**WHAT NEEDS TO BE DONE**
Print the records below word for word, but leave out the pictures.

— start GIVEN RECORDS —

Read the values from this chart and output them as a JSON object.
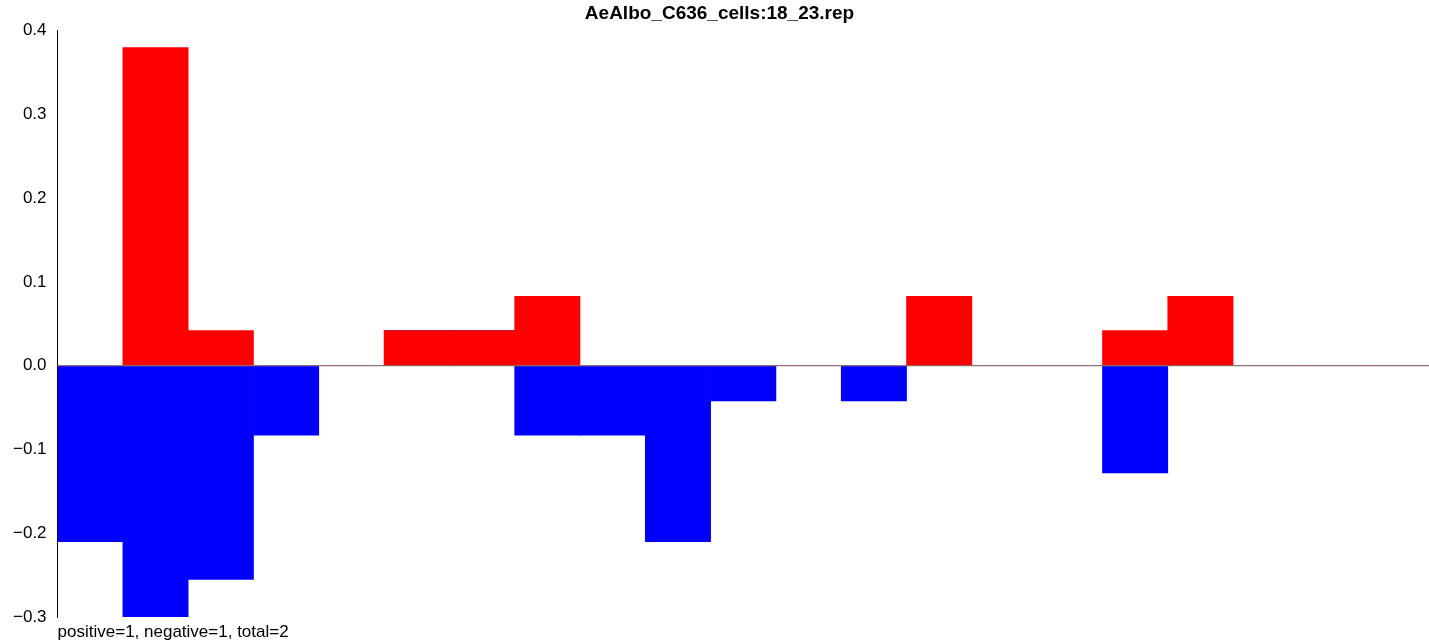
{
  "chart_data": {
    "type": "bar",
    "title": "AeAlbo_C636_cells:18_23.rep",
    "stacked": true,
    "categories": [
      null,
      null,
      null,
      null,
      null,
      null,
      null,
      null,
      null,
      null,
      null,
      null,
      null,
      null,
      null,
      null,
      null,
      null,
      null,
      null,
      null
    ],
    "series": [
      {
        "color": "#ff0000",
        "values": [
          0,
          0.38,
          0.042,
          0,
          0,
          0.042,
          0.042,
          0.083,
          0,
          0,
          0,
          0,
          0,
          0.083,
          0,
          0,
          0.042,
          0.083,
          0,
          0,
          0
        ]
      },
      {
        "color": "#0000ff",
        "values": [
          -0.21,
          -0.3,
          -0.255,
          -0.083,
          0,
          0,
          0,
          -0.083,
          -0.083,
          -0.21,
          -0.042,
          0,
          -0.042,
          0,
          0,
          0,
          -0.128,
          0,
          0,
          0,
          0
        ]
      }
    ],
    "ylim": [
      -0.3,
      0.4
    ],
    "yticks": [
      {
        "value": -0.3,
        "label": "−0.3"
      },
      {
        "value": -0.2,
        "label": "−0.2"
      },
      {
        "value": -0.1,
        "label": "−0.1"
      },
      {
        "value": 0,
        "label": "0.0"
      },
      0.1,
      0.2,
      0.3,
      0.4
    ],
    "tick_labels": "y",
    "grid": false,
    "ref_lines": [
      {
        "axis": "y",
        "value": 0,
        "color": "#808080"
      }
    ],
    "annotations": [
      "positive=1, negative=1, total=2"
    ]
  }
}
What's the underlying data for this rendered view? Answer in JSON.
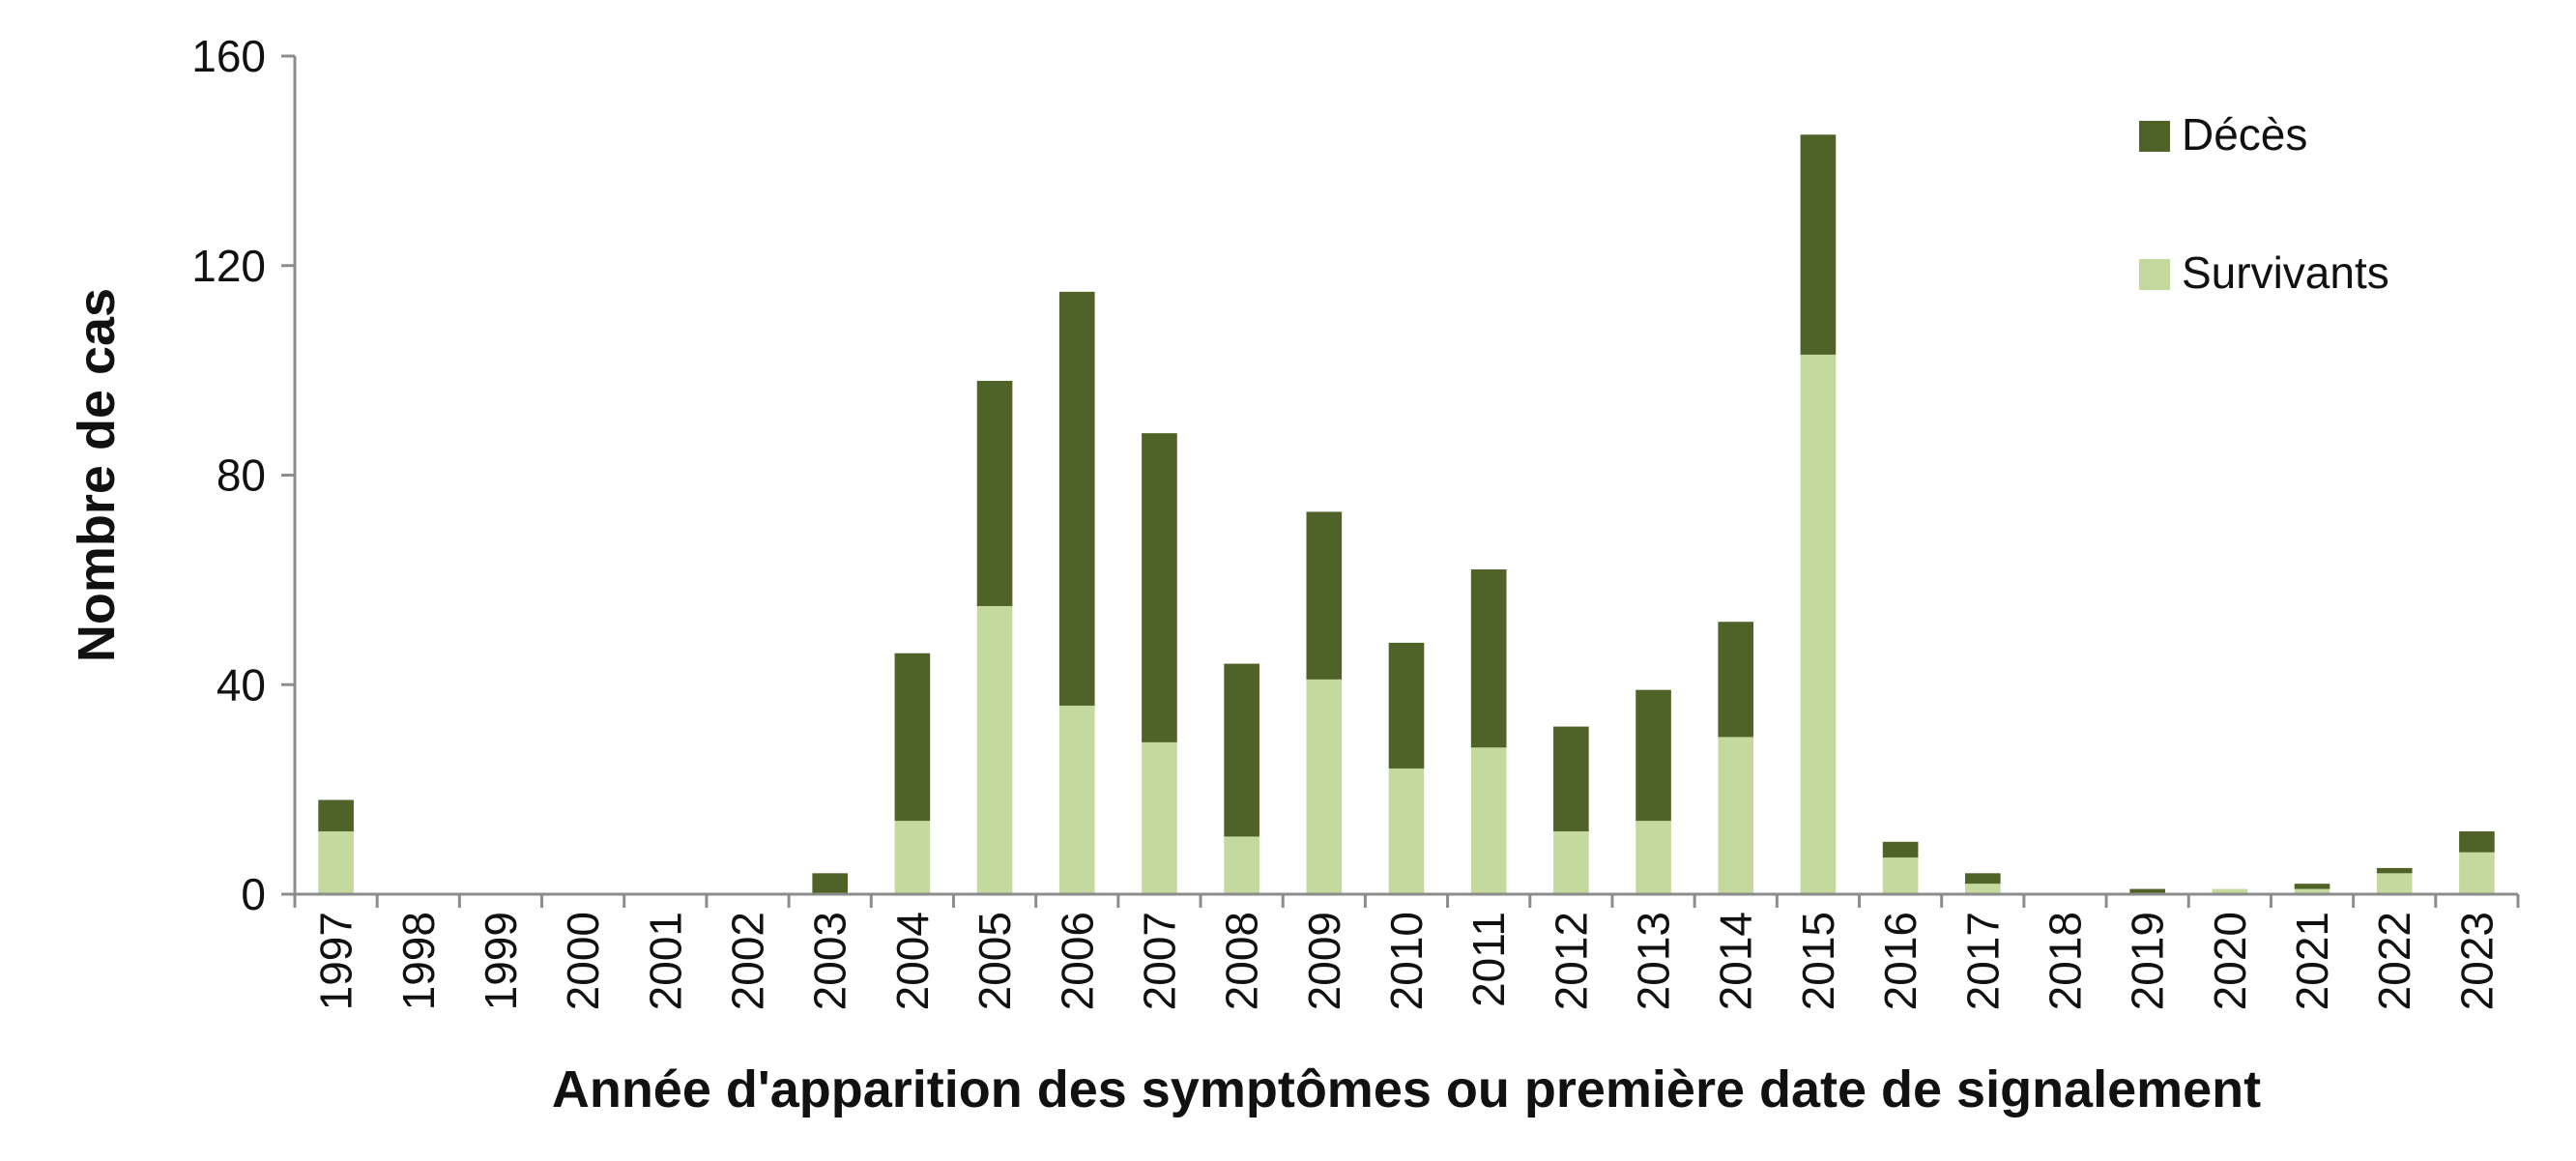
{
  "chart_data": {
    "type": "bar",
    "stacked": true,
    "title": "",
    "xlabel": "Année d'apparition des symptômes ou première date de signalement",
    "ylabel": "Nombre de cas",
    "ylim": [
      0,
      160
    ],
    "yticks": [
      0,
      40,
      80,
      120,
      160
    ],
    "grid": false,
    "legend_position": "top-right",
    "categories": [
      "1997",
      "1998",
      "1999",
      "2000",
      "2001",
      "2002",
      "2003",
      "2004",
      "2005",
      "2006",
      "2007",
      "2008",
      "2009",
      "2010",
      "2011",
      "2012",
      "2013",
      "2014",
      "2015",
      "2016",
      "2017",
      "2018",
      "2019",
      "2020",
      "2021",
      "2022",
      "2023"
    ],
    "series": [
      {
        "name": "Survivants",
        "color": "#c4d99e",
        "values": [
          12,
          0,
          0,
          0,
          0,
          0,
          0,
          14,
          55,
          36,
          29,
          11,
          41,
          24,
          28,
          12,
          14,
          30,
          103,
          7,
          2,
          0,
          0,
          1,
          1,
          4,
          8
        ]
      },
      {
        "name": "Décès",
        "color": "#4f6228",
        "values": [
          6,
          0,
          0,
          0,
          0,
          0,
          4,
          32,
          43,
          79,
          59,
          33,
          32,
          24,
          34,
          20,
          25,
          22,
          42,
          3,
          2,
          0,
          1,
          0,
          1,
          1,
          4
        ]
      }
    ],
    "legend": [
      {
        "label": "Décès",
        "color": "#4f6228"
      },
      {
        "label": "Survivants",
        "color": "#c4d99e"
      }
    ]
  }
}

— end GIVEN RECORDS —

**COMPLETE ANSWER**
Read the values from this chart and output them as a JSON object.
{
  "chart_data": {
    "type": "bar",
    "title": "AeAlbo_C636_cells:18_23.rep",
    "stacked": true,
    "categories": [
      null,
      null,
      null,
      null,
      null,
      null,
      null,
      null,
      null,
      null,
      null,
      null,
      null,
      null,
      null,
      null,
      null,
      null,
      null,
      null,
      null
    ],
    "series": [
      {
        "color": "#ff0000",
        "values": [
          0,
          0.38,
          0.042,
          0,
          0,
          0.042,
          0.042,
          0.083,
          0,
          0,
          0,
          0,
          0,
          0.083,
          0,
          0,
          0.042,
          0.083,
          0,
          0,
          0
        ]
      },
      {
        "color": "#0000ff",
        "values": [
          -0.21,
          -0.3,
          -0.255,
          -0.083,
          0,
          0,
          0,
          -0.083,
          -0.083,
          -0.21,
          -0.042,
          0,
          -0.042,
          0,
          0,
          0,
          -0.128,
          0,
          0,
          0,
          0
        ]
      }
    ],
    "ylim": [
      -0.3,
      0.4
    ],
    "yticks": [
      {
        "value": -0.3,
        "label": "−0.3"
      },
      {
        "value": -0.2,
        "label": "−0.2"
      },
      {
        "value": -0.1,
        "label": "−0.1"
      },
      {
        "value": 0,
        "label": "0.0"
      },
      0.1,
      0.2,
      0.3,
      0.4
    ],
    "tick_labels": "y",
    "grid": false,
    "ref_lines": [
      {
        "axis": "y",
        "value": 0,
        "color": "#808080"
      }
    ],
    "annotations": [
      "positive=1, negative=1, total=2"
    ]
  }
}
What's the underlying data for this rendered view? Answer in JSON.
{
  "chart_data": {
    "type": "bar",
    "stacked": true,
    "title": "",
    "xlabel": "Année d'apparition des symptômes ou première date de signalement",
    "ylabel": "Nombre de cas",
    "ylim": [
      0,
      160
    ],
    "yticks": [
      0,
      40,
      80,
      120,
      160
    ],
    "grid": false,
    "legend_position": "top-right",
    "categories": [
      "1997",
      "1998",
      "1999",
      "2000",
      "2001",
      "2002",
      "2003",
      "2004",
      "2005",
      "2006",
      "2007",
      "2008",
      "2009",
      "2010",
      "2011",
      "2012",
      "2013",
      "2014",
      "2015",
      "2016",
      "2017",
      "2018",
      "2019",
      "2020",
      "2021",
      "2022",
      "2023"
    ],
    "series": [
      {
        "name": "Survivants",
        "color": "#c4d99e",
        "values": [
          12,
          0,
          0,
          0,
          0,
          0,
          0,
          14,
          55,
          36,
          29,
          11,
          41,
          24,
          28,
          12,
          14,
          30,
          103,
          7,
          2,
          0,
          0,
          1,
          1,
          4,
          8
        ]
      },
      {
        "name": "Décès",
        "color": "#4f6228",
        "values": [
          6,
          0,
          0,
          0,
          0,
          0,
          4,
          32,
          43,
          79,
          59,
          33,
          32,
          24,
          34,
          20,
          25,
          22,
          42,
          3,
          2,
          0,
          1,
          0,
          1,
          1,
          4
        ]
      }
    ],
    "legend": [
      {
        "label": "Décès",
        "color": "#4f6228"
      },
      {
        "label": "Survivants",
        "color": "#c4d99e"
      }
    ]
  }
}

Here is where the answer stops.